### Directive
Extract the listing below in full, unchanged.
------
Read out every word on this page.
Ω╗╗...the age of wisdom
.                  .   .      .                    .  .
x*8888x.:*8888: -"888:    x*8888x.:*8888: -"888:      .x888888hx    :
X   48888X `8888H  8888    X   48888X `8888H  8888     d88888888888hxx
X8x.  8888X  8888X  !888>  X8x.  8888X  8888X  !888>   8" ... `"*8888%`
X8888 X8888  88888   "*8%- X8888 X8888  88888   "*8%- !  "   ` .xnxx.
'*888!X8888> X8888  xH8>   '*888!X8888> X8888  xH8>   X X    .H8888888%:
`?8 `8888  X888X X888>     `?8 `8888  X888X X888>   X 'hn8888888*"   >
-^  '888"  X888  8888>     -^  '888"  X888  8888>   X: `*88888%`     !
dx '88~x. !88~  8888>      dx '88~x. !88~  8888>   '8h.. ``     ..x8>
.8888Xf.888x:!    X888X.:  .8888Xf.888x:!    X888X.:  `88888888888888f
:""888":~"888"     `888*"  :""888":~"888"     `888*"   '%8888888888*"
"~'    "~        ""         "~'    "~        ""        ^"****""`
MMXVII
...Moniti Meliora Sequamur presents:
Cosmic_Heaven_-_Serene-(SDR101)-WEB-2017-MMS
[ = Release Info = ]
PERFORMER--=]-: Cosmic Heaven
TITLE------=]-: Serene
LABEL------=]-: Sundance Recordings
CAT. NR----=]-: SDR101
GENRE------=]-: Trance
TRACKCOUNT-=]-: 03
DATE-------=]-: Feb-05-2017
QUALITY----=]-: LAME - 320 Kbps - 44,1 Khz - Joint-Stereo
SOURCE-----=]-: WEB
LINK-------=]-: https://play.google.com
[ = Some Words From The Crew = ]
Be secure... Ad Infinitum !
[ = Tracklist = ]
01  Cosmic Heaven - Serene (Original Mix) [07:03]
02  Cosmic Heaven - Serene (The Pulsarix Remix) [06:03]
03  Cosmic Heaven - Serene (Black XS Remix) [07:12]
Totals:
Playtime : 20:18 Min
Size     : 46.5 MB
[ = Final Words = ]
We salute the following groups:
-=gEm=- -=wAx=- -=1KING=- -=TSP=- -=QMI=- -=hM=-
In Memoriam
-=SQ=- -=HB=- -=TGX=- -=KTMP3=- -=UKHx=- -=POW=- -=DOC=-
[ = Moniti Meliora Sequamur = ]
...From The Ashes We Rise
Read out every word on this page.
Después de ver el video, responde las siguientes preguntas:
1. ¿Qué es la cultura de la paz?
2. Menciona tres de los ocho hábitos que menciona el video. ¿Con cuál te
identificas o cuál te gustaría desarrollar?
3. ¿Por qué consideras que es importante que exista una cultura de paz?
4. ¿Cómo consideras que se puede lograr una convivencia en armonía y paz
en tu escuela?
------
### Reply
Read out every word on this page.
Ω╗╗...the age of wisdom
.                  .   .      .                    .  .
x*8888x.:*8888: -"888:    x*8888x.:*8888: -"888:      .x888888hx    :
X   48888X `8888H  8888    X   48888X `8888H  8888     d88888888888hxx
X8x.  8888X  8888X  !888>  X8x.  8888X  8888X  !888>   8" ... `"*8888%`
X8888 X8888  88888   "*8%- X8888 X8888  88888   "*8%- !  "   ` .xnxx.
'*888!X8888> X8888  xH8>   '*888!X8888> X8888  xH8>   X X    .H8888888%:
`?8 `8888  X888X X888>     `?8 `8888  X888X X888>   X 'hn8888888*"   >
-^  '888"  X888  8888>     -^  '888"  X888  8888>   X: `*88888%`     !
dx '88~x. !88~  8888>      dx '88~x. !88~  8888>   '8h.. ``     ..x8>
.8888Xf.888x:!    X888X.:  .8888Xf.888x:!    X888X.:  `88888888888888f
:""888":~"888"     `888*"  :""888":~"888"     `888*"   '%8888888888*"
"~'    "~        ""         "~'    "~        ""        ^"****""`
MMXVII
...Moniti Meliora Sequamur presents:
Cosmic_Heaven_-_Serene-(SDR101)-WEB-2017-MMS
[ = Release Info = ]
PERFORMER--=]-: Cosmic Heaven
TITLE------=]-: Serene
LABEL------=]-: Sundance Recordings
CAT. NR----=]-: SDR101
GENRE------=]-: Trance
TRACKCOUNT-=]-: 03
DATE-------=]-: Feb-05-2017
QUALITY----=]-: LAME - 320 Kbps - 44,1 Khz - Joint-Stereo
SOURCE-----=]-: WEB
LINK-------=]-: https://play.google.com
[ = Some Words From The Crew = ]
Be secure... Ad Infinitum !
[ = Tracklist = ]
01  Cosmic Heaven - Serene (Original Mix) [07:03]
02  Cosmic Heaven - Serene (The Pulsarix Remix) [06:03]
03  Cosmic Heaven - Serene (Black XS Remix) [07:12]
Totals:
Playtime : 20:18 Min
Size     : 46.5 MB
[ = Final Words = ]
We salute the following groups:
-=gEm=- -=wAx=- -=1KING=- -=TSP=- -=QMI=- -=hM=-
In Memoriam
-=SQ=- -=HB=- -=TGX=- -=KTMP3=- -=UKHx=- -=POW=- -=DOC=-
[ = Moniti Meliora Sequamur = ]
...From The Ashes We Rise
Read out every word on this page.
Después de ver el video, responde las siguientes preguntas:
1. ¿Qué es la cultura de la paz?
2. Menciona tres de los ocho hábitos que menciona el video. ¿Con cuál te
identificas o cuál te gustaría desarrollar?
3. ¿Por qué consideras que es importante que exista una cultura de paz?
4. ¿Cómo consideras que se puede lograr una convivencia en armonía y paz
en tu escuela?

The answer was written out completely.